WORK TO DO:
#1 Copy the part of the post on Commons depicts statements that begins at the words "Wikimedia Commons now" and stops after "of depicts statements.".
#2 Summarize the post on Commons depicts statements in two sentences.
#3 In the post on Commons depicts statements, what property identifier does the depicts statement have?

TEXT BLOCK:
--------------------------------------------------
Wikimedia Commons Depicts statements over time

July 22, 2025 1 By addshore

Wikimedia Commons now uses Structured Data on Commons (SDC) to make media information multilingual and machine-readable. A core part of SDC is the ‘depicts’ statement (P180), which identifies items clearly visible in a file. Depicts statements are crucial for MediaSearch, enabling it to find relevant results in any language by using Wikidata labels, as well as having pre precise definition and structure than the existing category structures.

SDC functionalities began to roll out in 2019. Multilingual file captions were introduced early that year, enabling broader accessibility, followed by the ability to add depicts statements directly on file pages and through the UploadWizard.

Although there are numbers floating around showing a general increase in usage of structured data on Commons, there didn’t seem to be any concrete numbers around the growth in use of depicts statements.

I was particularly interested in this, as must tool WikiCrowd is steadily becoming a more and more efficient way of adding these statements en masse. So I decided to see what data I could come up with.
--------------------------------------------------
EXTRACTED ENTRIES:
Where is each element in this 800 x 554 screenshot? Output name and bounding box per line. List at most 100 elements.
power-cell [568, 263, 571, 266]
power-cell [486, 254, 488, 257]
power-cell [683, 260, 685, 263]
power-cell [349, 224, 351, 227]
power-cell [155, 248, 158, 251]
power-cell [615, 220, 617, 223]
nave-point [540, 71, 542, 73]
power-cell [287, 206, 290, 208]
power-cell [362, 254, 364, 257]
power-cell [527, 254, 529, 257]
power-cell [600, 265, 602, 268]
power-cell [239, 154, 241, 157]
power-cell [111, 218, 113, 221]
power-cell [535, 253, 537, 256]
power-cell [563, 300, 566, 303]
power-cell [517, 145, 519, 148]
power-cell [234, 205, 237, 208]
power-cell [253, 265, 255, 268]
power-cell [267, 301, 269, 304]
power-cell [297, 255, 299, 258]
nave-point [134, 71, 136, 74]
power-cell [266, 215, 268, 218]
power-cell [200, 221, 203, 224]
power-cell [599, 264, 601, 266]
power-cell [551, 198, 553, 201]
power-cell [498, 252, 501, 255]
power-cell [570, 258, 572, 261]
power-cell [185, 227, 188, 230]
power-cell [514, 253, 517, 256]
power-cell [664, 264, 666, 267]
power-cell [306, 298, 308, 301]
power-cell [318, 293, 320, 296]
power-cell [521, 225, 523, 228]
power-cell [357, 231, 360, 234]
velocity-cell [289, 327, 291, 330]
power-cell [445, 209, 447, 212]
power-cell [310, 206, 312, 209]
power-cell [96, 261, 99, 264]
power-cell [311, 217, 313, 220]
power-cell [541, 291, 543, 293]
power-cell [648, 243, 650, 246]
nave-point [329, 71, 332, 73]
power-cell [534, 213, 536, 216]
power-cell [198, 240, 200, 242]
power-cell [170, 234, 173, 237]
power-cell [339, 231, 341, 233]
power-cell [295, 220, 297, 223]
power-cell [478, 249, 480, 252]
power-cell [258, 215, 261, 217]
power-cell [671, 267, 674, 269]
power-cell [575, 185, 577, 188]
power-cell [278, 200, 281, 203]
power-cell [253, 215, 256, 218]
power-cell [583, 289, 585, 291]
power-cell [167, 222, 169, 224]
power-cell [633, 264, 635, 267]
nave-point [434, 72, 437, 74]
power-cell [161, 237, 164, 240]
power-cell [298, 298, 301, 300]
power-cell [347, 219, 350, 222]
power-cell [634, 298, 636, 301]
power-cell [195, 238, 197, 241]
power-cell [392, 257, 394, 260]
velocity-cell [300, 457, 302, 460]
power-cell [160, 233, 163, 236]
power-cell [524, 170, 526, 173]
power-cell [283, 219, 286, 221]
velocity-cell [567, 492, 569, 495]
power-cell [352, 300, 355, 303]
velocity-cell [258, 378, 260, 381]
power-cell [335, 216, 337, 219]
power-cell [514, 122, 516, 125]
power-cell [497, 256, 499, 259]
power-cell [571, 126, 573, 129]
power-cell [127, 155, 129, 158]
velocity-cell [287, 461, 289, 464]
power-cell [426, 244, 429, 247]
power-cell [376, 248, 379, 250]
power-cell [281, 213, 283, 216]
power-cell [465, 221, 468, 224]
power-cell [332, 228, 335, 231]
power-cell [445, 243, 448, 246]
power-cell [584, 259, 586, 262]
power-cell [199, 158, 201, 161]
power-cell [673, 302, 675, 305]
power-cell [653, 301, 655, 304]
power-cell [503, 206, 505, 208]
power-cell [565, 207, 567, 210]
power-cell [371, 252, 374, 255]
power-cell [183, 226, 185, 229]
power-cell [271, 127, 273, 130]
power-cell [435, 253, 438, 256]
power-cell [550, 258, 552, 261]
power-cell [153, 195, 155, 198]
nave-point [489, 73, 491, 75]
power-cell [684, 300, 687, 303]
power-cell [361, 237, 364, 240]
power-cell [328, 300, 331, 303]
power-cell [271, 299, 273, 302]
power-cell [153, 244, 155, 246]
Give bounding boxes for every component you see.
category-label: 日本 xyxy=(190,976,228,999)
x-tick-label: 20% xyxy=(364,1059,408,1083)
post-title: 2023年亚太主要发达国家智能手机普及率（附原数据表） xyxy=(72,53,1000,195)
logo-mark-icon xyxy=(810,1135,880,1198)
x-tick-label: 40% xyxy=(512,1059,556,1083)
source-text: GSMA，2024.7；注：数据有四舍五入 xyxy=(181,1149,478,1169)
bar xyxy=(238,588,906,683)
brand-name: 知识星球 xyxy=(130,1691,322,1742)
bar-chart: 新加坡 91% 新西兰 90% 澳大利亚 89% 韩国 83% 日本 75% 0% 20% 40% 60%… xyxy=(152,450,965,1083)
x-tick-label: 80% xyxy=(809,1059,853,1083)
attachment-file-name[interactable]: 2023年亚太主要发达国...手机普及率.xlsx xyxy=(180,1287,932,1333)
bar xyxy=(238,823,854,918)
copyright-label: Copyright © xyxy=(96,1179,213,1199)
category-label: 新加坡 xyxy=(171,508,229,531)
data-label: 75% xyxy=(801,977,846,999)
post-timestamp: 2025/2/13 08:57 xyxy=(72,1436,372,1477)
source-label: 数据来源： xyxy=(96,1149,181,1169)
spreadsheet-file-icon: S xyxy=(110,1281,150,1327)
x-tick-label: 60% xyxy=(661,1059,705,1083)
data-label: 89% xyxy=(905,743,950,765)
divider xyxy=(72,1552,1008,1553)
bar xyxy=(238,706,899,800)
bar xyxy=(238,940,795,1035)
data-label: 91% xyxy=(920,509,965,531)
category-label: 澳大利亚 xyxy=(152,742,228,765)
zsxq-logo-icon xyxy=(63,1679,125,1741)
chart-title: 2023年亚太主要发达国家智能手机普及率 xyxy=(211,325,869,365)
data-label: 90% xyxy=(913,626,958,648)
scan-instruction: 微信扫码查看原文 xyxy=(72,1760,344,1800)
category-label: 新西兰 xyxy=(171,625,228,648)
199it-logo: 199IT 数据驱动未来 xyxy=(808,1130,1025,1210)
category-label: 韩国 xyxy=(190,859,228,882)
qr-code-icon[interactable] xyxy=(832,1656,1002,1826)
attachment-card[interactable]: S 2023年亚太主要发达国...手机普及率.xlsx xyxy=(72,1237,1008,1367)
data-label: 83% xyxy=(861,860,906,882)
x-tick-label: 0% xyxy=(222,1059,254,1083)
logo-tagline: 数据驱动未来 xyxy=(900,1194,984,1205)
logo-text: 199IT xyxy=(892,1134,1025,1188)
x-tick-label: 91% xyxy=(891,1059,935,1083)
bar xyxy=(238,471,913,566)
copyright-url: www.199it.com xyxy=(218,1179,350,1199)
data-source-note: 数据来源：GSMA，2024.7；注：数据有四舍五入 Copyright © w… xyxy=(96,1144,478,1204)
--------------------------------------------------
ANSWERS FOR THE TASKS:
#1
Wikimedia Commons now uses Structured Data on Commons (SDC) to make media information multilingual and machine-readable. A core part of SDC is the ‘depicts’ statement (P180), which identifies items clearly visible in a file. Depicts statements are crucial for MediaSearch, enabling it to find relevant results in any language by using Wikidata labels, as well as having pre precise definition and structure than the existing category structures.

SDC functionalities began to roll out in 2019. Multilingual file captions were introduced early that year, enabling broader accessibility, followed by the ability to add depicts statements directly on file pages and through the UploadWizard.

Although there are numbers floating around showing a general increase in usage of structured data on Commons, there didn’t seem to be any concrete numbers around the growth in use of depicts statements.

#2 Structured Data on Commons, which began rolling out in 2019, makes media information on Wikimedia Commons multilingual and machine-readable, and its depicts statements (P180) identify items clearly visible in a file and help MediaSearch find results in any language. Because there seemed to be no concrete numbers on the growth in use of depicts statements, the author decided to see what data could be found.

#3 P180